> **SET EXERCISE**: Copy out lines with the word "accent" from the material that follows.

> **Data items**:
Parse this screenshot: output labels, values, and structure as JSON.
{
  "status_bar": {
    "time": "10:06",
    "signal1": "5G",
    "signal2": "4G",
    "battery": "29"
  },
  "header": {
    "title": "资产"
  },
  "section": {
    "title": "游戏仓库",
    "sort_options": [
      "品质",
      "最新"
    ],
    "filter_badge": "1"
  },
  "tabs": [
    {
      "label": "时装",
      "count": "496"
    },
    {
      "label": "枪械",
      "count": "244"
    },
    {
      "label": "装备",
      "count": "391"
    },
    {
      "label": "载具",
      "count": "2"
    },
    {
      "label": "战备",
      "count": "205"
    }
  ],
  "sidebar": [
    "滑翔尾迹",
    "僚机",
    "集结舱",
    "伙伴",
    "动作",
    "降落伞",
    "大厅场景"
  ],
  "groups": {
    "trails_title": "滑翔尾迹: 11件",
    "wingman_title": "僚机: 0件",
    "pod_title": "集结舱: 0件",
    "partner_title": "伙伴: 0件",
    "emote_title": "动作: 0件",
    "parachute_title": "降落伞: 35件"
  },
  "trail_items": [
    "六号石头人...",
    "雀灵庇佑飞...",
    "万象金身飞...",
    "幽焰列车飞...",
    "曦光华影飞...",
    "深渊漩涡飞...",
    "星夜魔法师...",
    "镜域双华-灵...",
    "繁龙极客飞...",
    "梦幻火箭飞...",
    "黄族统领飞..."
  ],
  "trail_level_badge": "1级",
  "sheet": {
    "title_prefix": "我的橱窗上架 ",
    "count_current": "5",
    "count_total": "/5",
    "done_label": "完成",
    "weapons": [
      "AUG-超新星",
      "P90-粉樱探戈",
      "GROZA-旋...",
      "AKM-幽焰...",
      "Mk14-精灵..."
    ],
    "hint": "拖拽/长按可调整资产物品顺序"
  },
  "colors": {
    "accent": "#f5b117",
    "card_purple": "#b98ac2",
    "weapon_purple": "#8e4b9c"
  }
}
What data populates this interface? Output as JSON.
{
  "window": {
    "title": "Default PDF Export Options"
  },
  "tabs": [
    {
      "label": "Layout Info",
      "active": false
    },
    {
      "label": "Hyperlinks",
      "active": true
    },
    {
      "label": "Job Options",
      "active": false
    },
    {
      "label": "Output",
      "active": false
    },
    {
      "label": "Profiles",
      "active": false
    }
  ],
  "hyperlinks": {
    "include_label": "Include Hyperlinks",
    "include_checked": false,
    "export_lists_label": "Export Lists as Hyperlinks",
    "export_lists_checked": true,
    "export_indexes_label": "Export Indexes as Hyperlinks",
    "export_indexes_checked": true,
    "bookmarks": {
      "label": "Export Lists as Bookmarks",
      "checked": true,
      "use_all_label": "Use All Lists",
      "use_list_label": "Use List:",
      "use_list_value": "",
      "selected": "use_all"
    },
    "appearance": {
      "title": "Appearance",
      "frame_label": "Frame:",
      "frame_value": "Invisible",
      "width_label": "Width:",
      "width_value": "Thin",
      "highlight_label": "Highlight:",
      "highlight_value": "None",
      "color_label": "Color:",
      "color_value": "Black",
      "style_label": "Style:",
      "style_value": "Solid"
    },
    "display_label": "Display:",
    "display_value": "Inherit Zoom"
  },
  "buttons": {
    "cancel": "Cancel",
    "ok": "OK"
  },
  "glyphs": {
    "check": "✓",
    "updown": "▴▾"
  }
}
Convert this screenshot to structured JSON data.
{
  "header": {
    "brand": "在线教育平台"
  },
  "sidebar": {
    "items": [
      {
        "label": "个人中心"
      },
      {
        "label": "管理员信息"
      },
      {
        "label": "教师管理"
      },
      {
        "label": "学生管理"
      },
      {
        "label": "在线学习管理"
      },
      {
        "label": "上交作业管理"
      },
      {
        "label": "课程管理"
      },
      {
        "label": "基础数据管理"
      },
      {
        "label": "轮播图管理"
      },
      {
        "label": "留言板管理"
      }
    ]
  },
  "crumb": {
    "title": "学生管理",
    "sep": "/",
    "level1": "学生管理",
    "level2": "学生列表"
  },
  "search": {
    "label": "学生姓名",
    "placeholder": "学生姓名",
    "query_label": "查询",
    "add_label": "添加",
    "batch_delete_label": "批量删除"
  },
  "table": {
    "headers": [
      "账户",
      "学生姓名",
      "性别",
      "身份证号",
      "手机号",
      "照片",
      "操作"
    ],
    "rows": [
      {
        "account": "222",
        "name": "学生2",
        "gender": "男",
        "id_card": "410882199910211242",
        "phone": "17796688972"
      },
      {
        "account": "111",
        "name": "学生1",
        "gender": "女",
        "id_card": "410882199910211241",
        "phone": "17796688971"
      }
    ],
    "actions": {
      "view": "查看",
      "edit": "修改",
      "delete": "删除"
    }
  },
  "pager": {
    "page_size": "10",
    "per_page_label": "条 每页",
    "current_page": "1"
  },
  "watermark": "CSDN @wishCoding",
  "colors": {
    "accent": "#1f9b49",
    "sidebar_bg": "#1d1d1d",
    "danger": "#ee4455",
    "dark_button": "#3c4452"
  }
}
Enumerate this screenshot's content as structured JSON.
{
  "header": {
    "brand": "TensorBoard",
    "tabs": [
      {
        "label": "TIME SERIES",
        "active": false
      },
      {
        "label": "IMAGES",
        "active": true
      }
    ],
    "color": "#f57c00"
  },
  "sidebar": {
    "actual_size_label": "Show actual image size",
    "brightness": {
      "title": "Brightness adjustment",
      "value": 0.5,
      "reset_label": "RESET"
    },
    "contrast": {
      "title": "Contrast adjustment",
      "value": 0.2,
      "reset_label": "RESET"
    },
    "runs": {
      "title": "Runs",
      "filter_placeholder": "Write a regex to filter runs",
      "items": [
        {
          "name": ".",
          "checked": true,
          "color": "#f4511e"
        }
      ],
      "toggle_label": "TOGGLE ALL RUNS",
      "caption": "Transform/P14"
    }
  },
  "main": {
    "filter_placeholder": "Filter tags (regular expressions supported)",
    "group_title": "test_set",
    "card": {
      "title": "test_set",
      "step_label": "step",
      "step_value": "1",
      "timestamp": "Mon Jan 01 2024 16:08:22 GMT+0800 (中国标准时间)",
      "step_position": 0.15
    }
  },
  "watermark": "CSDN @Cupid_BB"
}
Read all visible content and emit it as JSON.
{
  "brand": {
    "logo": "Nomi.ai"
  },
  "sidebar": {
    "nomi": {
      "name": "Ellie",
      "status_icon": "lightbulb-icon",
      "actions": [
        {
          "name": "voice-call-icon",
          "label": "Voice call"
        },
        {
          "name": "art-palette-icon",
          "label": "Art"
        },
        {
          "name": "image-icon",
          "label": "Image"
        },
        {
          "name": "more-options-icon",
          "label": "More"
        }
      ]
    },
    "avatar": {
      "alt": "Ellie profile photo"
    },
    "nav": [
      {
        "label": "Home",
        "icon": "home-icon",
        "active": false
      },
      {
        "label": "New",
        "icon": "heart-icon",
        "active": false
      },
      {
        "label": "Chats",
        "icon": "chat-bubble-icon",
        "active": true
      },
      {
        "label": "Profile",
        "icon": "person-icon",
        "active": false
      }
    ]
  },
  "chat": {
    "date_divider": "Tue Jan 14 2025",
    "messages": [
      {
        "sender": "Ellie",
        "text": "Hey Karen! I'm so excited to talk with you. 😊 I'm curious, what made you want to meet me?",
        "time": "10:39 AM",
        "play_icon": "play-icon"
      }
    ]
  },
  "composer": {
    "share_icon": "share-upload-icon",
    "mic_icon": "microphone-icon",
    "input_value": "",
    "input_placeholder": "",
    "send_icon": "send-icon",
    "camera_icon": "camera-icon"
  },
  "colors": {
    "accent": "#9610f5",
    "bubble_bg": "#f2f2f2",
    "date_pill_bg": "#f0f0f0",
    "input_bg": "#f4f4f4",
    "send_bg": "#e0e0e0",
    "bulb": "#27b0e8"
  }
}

> **PROBLEM SOLUTION**:
    "accent": "#f5b117",
    "accent": "#1f9b49",
    "accent": "#9610f5",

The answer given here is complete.